> **Given problem**
Transcribe all of the records precisely as they are presented.

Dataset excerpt

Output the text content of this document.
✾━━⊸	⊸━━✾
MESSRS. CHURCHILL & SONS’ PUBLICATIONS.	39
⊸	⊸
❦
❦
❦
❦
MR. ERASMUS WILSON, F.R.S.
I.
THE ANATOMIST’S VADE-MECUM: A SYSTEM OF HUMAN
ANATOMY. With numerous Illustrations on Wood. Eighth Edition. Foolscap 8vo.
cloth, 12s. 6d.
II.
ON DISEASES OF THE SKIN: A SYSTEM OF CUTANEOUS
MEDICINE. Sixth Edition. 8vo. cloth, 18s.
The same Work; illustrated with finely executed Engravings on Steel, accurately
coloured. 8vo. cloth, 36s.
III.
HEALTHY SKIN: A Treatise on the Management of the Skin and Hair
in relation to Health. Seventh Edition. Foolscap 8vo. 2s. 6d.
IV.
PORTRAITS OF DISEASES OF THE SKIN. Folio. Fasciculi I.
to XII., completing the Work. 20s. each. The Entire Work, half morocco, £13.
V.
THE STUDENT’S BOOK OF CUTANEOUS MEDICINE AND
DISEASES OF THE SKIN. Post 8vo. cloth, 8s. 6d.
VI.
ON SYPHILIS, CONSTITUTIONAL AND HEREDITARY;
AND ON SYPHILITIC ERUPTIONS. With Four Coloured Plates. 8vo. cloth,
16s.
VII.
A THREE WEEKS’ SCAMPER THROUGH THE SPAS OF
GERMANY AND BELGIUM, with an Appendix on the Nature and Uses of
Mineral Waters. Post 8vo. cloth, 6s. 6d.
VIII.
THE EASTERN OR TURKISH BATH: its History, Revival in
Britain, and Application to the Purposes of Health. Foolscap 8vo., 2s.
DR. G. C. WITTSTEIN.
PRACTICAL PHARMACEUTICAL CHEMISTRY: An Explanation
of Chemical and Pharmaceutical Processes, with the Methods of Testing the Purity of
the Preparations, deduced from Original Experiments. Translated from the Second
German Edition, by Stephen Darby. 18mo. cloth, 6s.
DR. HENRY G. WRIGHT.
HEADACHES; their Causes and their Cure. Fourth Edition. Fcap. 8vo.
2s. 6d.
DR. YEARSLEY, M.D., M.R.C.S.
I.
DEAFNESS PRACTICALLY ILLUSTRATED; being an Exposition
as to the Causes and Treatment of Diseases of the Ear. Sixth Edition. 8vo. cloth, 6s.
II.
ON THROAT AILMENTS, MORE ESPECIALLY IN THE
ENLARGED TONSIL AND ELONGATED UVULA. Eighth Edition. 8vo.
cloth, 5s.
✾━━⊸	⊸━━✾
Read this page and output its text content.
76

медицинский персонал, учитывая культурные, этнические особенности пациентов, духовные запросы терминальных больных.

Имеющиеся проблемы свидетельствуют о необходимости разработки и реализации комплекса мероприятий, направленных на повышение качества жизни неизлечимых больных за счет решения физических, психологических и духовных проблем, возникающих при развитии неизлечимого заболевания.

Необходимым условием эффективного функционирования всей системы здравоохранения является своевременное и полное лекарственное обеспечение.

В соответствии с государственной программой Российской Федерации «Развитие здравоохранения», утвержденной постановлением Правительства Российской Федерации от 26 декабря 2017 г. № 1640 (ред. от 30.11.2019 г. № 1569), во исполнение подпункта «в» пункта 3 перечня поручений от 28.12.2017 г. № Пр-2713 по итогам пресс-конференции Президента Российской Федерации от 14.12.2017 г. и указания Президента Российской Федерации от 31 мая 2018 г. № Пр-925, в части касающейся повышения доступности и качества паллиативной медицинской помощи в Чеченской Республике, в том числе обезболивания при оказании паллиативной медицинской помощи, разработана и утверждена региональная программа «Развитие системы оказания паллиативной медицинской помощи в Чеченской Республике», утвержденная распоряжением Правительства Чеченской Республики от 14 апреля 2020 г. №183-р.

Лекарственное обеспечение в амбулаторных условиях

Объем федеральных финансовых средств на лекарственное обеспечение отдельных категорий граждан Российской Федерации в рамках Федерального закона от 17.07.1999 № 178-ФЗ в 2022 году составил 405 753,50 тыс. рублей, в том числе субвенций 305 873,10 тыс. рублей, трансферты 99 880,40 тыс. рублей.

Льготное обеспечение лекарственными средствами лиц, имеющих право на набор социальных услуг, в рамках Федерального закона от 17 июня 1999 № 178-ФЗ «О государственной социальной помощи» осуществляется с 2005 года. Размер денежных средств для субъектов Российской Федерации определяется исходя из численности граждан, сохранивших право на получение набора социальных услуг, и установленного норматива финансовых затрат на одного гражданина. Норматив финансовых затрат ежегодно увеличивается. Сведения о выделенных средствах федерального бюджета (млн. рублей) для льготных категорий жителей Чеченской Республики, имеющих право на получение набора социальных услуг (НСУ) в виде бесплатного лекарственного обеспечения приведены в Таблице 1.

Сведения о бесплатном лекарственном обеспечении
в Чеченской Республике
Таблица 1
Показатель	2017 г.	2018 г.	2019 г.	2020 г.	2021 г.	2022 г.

> **Answer to the problem**
Output the text content of this document.
✾━━⊸	⊸━━✾
MESSRS. CHURCHILL & SONS’ PUBLICATIONS.	39
⊸	⊸
❦
❦
❦
❦
MR. ERASMUS WILSON, F.R.S.
I.
THE ANATOMIST’S VADE-MECUM: A SYSTEM OF HUMAN
ANATOMY. With numerous Illustrations on Wood. Eighth Edition. Foolscap 8vo.
cloth, 12s. 6d.
II.
ON DISEASES OF THE SKIN: A SYSTEM OF CUTANEOUS
MEDICINE. Sixth Edition. 8vo. cloth, 18s.
The same Work; illustrated with finely executed Engravings on Steel, accurately
coloured. 8vo. cloth, 36s.
III.
HEALTHY SKIN: A Treatise on the Management of the Skin and Hair
in relation to Health. Seventh Edition. Foolscap 8vo. 2s. 6d.
IV.
PORTRAITS OF DISEASES OF THE SKIN. Folio. Fasciculi I.
to XII., completing the Work. 20s. each. The Entire Work, half morocco, £13.
V.
THE STUDENT’S BOOK OF CUTANEOUS MEDICINE AND
DISEASES OF THE SKIN. Post 8vo. cloth, 8s. 6d.
VI.
ON SYPHILIS, CONSTITUTIONAL AND HEREDITARY;
AND ON SYPHILITIC ERUPTIONS. With Four Coloured Plates. 8vo. cloth,
16s.
VII.
A THREE WEEKS’ SCAMPER THROUGH THE SPAS OF
GERMANY AND BELGIUM, with an Appendix on the Nature and Uses of
Mineral Waters. Post 8vo. cloth, 6s. 6d.
VIII.
THE EASTERN OR TURKISH BATH: its History, Revival in
Britain, and Application to the Purposes of Health. Foolscap 8vo., 2s.
DR. G. C. WITTSTEIN.
PRACTICAL PHARMACEUTICAL CHEMISTRY: An Explanation
of Chemical and Pharmaceutical Processes, with the Methods of Testing the Purity of
the Preparations, deduced from Original Experiments. Translated from the Second
German Edition, by Stephen Darby. 18mo. cloth, 6s.
DR. HENRY G. WRIGHT.
HEADACHES; their Causes and their Cure. Fourth Edition. Fcap. 8vo.
2s. 6d.
DR. YEARSLEY, M.D., M.R.C.S.
I.
DEAFNESS PRACTICALLY ILLUSTRATED; being an Exposition
as to the Causes and Treatment of Diseases of the Ear. Sixth Edition. 8vo. cloth, 6s.
II.
ON THROAT AILMENTS, MORE ESPECIALLY IN THE
ENLARGED TONSIL AND ELONGATED UVULA. Eighth Edition. 8vo.
cloth, 5s.
✾━━⊸	⊸━━✾
Read this page and output its text content.
76

медицинский персонал, учитывая культурные, этнические особенности пациентов, духовные запросы терминальных больных.

Имеющиеся проблемы свидетельствуют о необходимости разработки и реализации комплекса мероприятий, направленных на повышение качества жизни неизлечимых больных за счет решения физических, психологических и духовных проблем, возникающих при развитии неизлечимого заболевания.

Необходимым условием эффективного функционирования всей системы здравоохранения является своевременное и полное лекарственное обеспечение.

В соответствии с государственной программой Российской Федерации «Развитие здравоохранения», утвержденной постановлением Правительства Российской Федерации от 26 декабря 2017 г. № 1640 (ред. от 30.11.2019 г. № 1569), во исполнение подпункта «в» пункта 3 перечня поручений от 28.12.2017 г. № Пр-2713 по итогам пресс-конференции Президента Российской Федерации от 14.12.2017 г. и указания Президента Российской Федерации от 31 мая 2018 г. № Пр-925, в части касающейся повышения доступности и качества паллиативной медицинской помощи в Чеченской Республике, в том числе обезболивания при оказании паллиативной медицинской помощи, разработана и утверждена региональная программа «Развитие системы оказания паллиативной медицинской помощи в Чеченской Республике», утвержденная распоряжением Правительства Чеченской Республики от 14 апреля 2020 г. №183-р.

Лекарственное обеспечение в амбулаторных условиях

Объем федеральных финансовых средств на лекарственное обеспечение отдельных категорий граждан Российской Федерации в рамках Федерального закона от 17.07.1999 № 178-ФЗ в 2022 году составил 405 753,50 тыс. рублей, в том числе субвенций 305 873,10 тыс. рублей, трансферты 99 880,40 тыс. рублей.

Льготное обеспечение лекарственными средствами лиц, имеющих право на набор социальных услуг, в рамках Федерального закона от 17 июня 1999 № 178-ФЗ «О государственной социальной помощи» осуществляется с 2005 года. Размер денежных средств для субъектов Российской Федерации определяется исходя из численности граждан, сохранивших право на получение набора социальных услуг, и установленного норматива финансовых затрат на одного гражданина. Норматив финансовых затрат ежегодно увеличивается. Сведения о выделенных средствах федерального бюджета (млн. рублей) для льготных категорий жителей Чеченской Республики, имеющих право на получение набора социальных услуг (НСУ) в виде бесплатного лекарственного обеспечения приведены в Таблице 1.

Сведения о бесплатном лекарственном обеспечении
в Чеченской Республике
Таблица 1
Показатель	2017 г.	2018 г.	2019 г.	2020 г.	2021 г.	2022 г.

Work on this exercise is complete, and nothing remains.